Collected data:
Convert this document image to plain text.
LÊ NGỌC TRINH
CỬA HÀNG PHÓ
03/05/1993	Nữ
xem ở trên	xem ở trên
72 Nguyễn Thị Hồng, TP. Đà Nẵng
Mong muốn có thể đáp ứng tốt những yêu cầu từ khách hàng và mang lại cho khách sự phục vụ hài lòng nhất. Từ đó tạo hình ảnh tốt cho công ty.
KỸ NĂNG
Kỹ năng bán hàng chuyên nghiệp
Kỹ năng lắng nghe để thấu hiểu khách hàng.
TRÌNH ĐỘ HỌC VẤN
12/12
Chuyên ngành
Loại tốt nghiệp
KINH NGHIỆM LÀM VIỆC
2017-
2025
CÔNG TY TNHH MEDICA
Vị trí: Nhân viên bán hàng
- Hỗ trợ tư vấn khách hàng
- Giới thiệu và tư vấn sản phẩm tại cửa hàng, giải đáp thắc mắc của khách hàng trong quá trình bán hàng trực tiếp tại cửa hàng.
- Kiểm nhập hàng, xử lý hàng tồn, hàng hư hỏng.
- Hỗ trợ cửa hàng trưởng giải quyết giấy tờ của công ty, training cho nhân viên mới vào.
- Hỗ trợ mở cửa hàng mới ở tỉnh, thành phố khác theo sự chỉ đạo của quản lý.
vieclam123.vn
* * *
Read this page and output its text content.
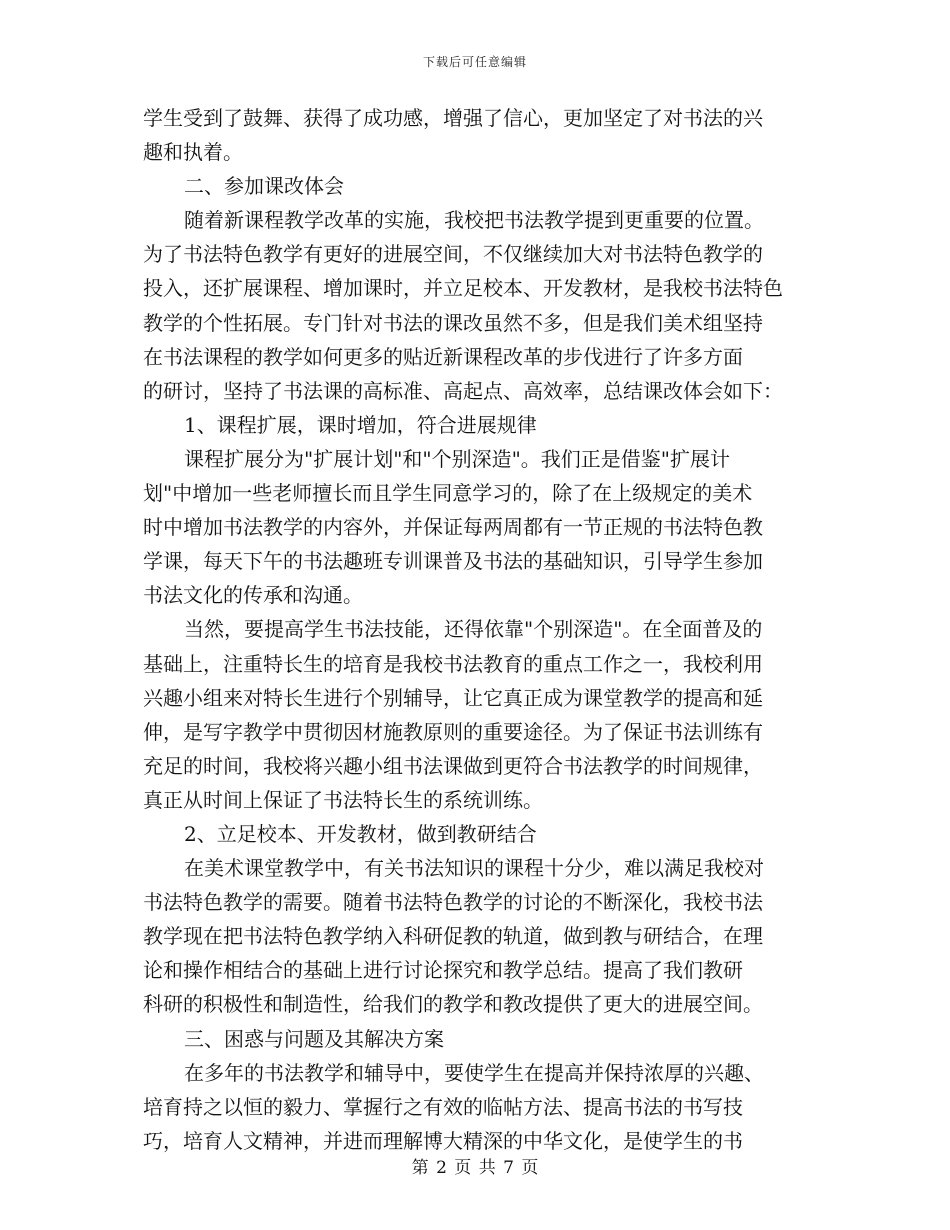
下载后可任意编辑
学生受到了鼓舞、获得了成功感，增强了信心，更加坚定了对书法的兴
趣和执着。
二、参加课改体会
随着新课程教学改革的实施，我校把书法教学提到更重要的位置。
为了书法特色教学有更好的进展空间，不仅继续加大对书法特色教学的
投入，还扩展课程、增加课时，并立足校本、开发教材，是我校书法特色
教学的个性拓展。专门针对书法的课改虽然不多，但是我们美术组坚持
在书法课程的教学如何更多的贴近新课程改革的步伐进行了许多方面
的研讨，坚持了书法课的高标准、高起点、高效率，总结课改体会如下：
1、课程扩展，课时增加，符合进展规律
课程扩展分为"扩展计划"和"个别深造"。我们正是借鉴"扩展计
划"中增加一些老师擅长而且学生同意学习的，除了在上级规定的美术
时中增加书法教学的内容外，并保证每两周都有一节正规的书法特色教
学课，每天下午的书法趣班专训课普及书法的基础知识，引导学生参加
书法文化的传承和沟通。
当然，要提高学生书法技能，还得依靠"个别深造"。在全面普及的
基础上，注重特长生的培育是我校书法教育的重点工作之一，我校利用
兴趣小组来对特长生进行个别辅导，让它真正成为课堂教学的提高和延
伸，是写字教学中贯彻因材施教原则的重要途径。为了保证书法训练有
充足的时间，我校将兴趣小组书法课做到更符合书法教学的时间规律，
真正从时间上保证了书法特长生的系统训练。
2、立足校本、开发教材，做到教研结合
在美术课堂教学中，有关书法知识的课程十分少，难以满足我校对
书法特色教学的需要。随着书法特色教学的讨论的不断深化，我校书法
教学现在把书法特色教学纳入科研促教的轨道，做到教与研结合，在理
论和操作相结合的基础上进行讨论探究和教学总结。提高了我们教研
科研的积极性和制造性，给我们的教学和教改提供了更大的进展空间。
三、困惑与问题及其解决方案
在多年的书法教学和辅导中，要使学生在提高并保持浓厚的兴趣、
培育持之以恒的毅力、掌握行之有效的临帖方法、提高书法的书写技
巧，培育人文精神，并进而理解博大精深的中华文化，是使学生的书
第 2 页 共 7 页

▶ **Exercise instructions**: Using the material above, report each line where "viên" occurs.

▶ **Task response**:
Vị trí: Nhân viên bán hàng
- Hỗ trợ cửa hàng trưởng giải quyết giấy tờ của công ty, training cho nhân viên mới vào.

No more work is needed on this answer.